■ Required task ■
Do any lines in the data below contain "montagna"? If so, copy every one of them.

── Available records ──

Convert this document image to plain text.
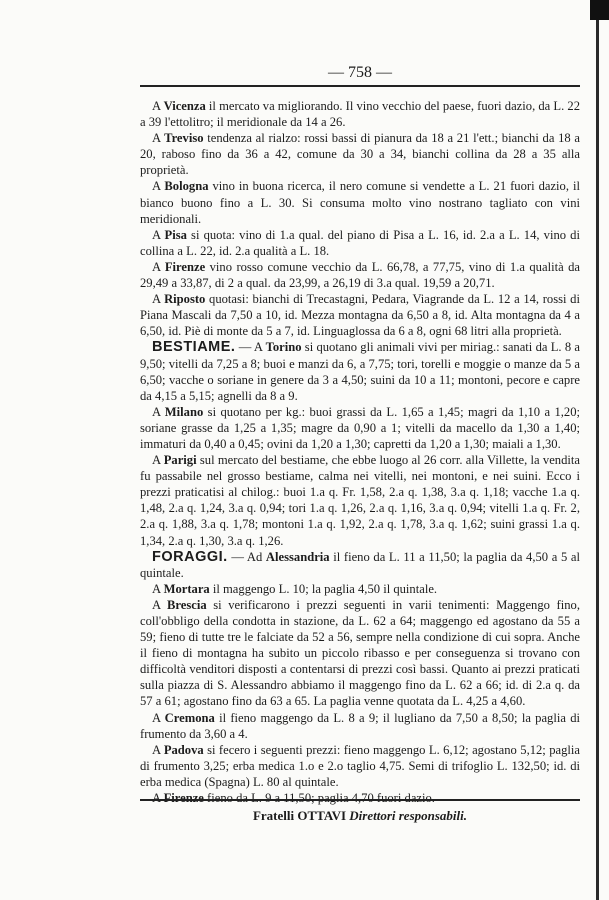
— 758 —

A Vicenza il mercato va migliorando. Il vino vecchio del paese, fuori dazio, da L. 22 a 39 l'ettolitro; il meridionale da 14 a 26.

A Treviso tendenza al rialzo: rossi bassi di pianura da 18 a 21 l'ett.; bianchi da 18 a 20, raboso fino da 36 a 42, comune da 30 a 34, bianchi collina da 28 a 35 alla proprietà.

A Bologna vino in buona ricerca, il nero comune si vendette a L. 21 fuori dazio, il bianco buono fino a L. 30. Si consuma molto vino nostrano tagliato con vini meridionali.

A Pisa si quota: vino di 1.a qual. del piano di Pisa a L. 16, id. 2.a a L. 14, vino di collina a L. 22, id. 2.a qualità a L. 18.

A Firenze vino rosso comune vecchio da L. 66,78, a 77,75, vino di 1.a qualità da 29,49 a 33,87, di 2 a qual. da 23,99, a 26,19 di 3.a qual. 19,59 a 20,71.

A Riposto quotasi: bianchi di Trecastagni, Pedara, Viagrande da L. 12 a 14, rossi di Piana Mascali da 7,50 a 10, id. Mezza montagna da 6,50 a 8, id. Alta montagna da 4 a 6,50, id. Piè di monte da 5 a 7, id. Linguaglossa da 6 a 8, ogni 68 litri alla proprietà.

BESTIAME. — A Torino si quotano gli animali vivi per miriag.: sanati da L. 8 a 9,50; vitelli da 7,25 a 8; buoi e manzi da 6, a 7,75; tori, torelli e moggie o manze da 5 a 6,50; vacche o soriane in genere da 3 a 4,50; suini da 10 a 11; montoni, pecore e capre da 4,15 a 5,15; agnelli da 8 a 9.

A Milano si quotano per kg.: buoi grassi da L. 1,65 a 1,45; magri da 1,10 a 1,20; soriane grasse da 1,25 a 1,35; magre da 0,90 a 1; vitelli da macello da 1,30 a 1,40; immaturi da 0,40 a 0,45; ovini da 1,20 a 1,30; capretti da 1,20 a 1,30; maiali a 1,30.

A Parigi sul mercato del bestiame, che ebbe luogo al 26 corr. alla Villette, la vendita fu passabile nel grosso bestiame, calma nei vitelli, nei montoni, e nei suini. Ecco i prezzi praticatisi al chilog.: buoi 1.a q. Fr. 1,58, 2.a q. 1,38, 3.a q. 1,18; vacche 1.a q. 1,48, 2.a q. 1,24, 3.a q. 0,94; tori 1.a q. 1,26, 2.a q. 1,16, 3.a q. 0,94; vitelli 1.a q. Fr. 2, 2.a q. 1,88, 3.a q. 1,78; montoni 1.a q. 1,92, 2.a q. 1,78, 3.a q. 1,62; suini grassi 1.a q. 1,34, 2.a q. 1,30, 3.a q. 1,26.

FORAGGI. — Ad Alessandria il fieno da L. 11 a 11,50; la paglia da 4,50 a 5 al quintale.

A Mortara il maggengo L. 10; la paglia 4,50 il quintale.

A Brescia si verificarono i prezzi seguenti in varii tenimenti: Maggengo fino, coll'obbligo della condotta in stazione, da L. 62 a 64; maggengo ed agostano da 55 a 59; fieno di tutte tre le falciate da 52 a 56, sempre nella condizione di cui sopra. Anche il fieno di montagna ha subito un piccolo ribasso e per conseguenza si trovano con difficoltà venditori disposti a contentarsi di prezzi così bassi. Quanto ai prezzi praticati sulla piazza di S. Alessandro abbiamo il maggengo fino da L. 62 a 66; id. di 2.a q. da 57 a 61; agostano fino da 63 a 65. La paglia venne quotata da L. 4,25 a 4,60.

A Cremona il fieno maggengo da L. 8 a 9; il lugliano da 7,50 a 8,50; la paglia di frumento da 3,60 a 4.

A Padova si fecero i seguenti prezzi: fieno maggengo L. 6,12; agostano 5,12; paglia di frumento 3,25; erba medica 1.o e 2.o taglio 4,75. Semi di trifoglio L. 132,50; id. di erba medica (Spagna) L. 80 al quintale.

Fratelli OTTAVI Direttori responsabili.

───

■ Solution ■
A Riposto quotasi: bianchi di Trecastagni, Pedara, Viagrande da L. 12 a 14, rossi di Piana Mascali da 7,50 a 10, id. Mezza montagna da 6,50 a 8, id. Alta montagna da 4 a 6,50, id. Piè di monte da 5 a 7, id. Linguaglossa da 6 a 8, ogni 68 litri alla proprietà.
A Brescia si verificarono i prezzi seguenti in varii tenimenti: Maggengo fino, coll'obbligo della condotta in stazione, da L. 62 a 64; maggengo ed agostano da 55 a 59; fieno di tutte tre le falciate da 52 a 56, sempre nella condizione di cui sopra. Anche il fieno di montagna ha subito un piccolo ribasso e per conseguenza si trovano con difficoltà venditori disposti a contentarsi di prezzi così bassi. Quanto ai prezzi praticati sulla piazza di S. Alessandro abbiamo il maggengo fino da L. 62 a 66; id. di 2.a q. da 57 a 61; agostano fino da 63 a 65. La paglia venne quotata da L. 4,25 a 4,60.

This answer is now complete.